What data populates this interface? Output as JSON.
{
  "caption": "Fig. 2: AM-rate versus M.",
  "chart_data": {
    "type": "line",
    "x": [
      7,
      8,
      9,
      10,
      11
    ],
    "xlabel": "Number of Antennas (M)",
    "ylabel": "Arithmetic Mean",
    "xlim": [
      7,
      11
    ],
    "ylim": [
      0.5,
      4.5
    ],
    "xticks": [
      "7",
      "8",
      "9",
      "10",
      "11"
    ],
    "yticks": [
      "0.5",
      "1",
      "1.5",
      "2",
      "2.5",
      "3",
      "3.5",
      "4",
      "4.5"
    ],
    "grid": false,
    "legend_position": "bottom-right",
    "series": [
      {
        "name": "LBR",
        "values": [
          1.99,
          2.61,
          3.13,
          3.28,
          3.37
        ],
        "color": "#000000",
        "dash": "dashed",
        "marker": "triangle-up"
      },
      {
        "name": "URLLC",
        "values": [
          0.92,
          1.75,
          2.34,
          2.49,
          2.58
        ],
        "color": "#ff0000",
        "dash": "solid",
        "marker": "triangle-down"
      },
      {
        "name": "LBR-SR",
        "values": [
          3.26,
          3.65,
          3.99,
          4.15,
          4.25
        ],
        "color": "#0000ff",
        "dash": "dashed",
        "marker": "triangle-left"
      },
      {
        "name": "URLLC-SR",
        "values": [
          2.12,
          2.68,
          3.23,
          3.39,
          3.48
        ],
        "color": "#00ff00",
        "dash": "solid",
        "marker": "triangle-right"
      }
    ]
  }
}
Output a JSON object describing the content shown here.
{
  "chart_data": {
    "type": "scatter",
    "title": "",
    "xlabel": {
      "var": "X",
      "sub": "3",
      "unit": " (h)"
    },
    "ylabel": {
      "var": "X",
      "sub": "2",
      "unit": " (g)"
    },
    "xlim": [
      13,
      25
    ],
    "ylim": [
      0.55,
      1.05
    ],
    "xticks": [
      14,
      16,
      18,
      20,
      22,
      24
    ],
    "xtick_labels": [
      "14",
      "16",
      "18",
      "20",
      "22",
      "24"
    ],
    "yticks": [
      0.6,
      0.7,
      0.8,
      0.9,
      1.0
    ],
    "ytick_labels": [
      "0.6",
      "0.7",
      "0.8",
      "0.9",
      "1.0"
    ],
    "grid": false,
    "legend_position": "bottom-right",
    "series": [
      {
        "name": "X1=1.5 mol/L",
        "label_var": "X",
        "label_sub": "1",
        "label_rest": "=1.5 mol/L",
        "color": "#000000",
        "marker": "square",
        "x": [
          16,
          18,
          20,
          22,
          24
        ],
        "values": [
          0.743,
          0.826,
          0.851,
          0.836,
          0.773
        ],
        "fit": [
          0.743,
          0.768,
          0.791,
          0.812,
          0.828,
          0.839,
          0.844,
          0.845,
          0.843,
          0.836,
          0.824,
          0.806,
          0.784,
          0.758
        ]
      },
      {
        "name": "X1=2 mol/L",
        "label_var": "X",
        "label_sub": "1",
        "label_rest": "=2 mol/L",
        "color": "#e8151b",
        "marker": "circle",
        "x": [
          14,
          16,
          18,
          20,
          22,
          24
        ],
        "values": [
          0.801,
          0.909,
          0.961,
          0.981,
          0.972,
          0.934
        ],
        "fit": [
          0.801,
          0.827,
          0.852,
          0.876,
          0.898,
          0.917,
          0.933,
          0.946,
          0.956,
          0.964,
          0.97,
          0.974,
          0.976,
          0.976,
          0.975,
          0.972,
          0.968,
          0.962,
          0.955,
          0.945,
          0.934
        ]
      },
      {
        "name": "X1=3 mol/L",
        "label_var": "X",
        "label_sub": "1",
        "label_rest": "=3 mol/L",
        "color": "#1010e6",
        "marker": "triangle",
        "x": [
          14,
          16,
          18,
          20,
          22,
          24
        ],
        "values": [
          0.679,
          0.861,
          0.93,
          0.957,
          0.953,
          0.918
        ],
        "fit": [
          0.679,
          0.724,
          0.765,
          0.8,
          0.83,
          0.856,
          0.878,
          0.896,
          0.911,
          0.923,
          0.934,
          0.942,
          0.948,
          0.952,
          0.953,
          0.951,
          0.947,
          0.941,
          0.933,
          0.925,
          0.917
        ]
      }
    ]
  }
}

+ + + +

Say how many lines in the records hold "name", with the number as the whole reply.

7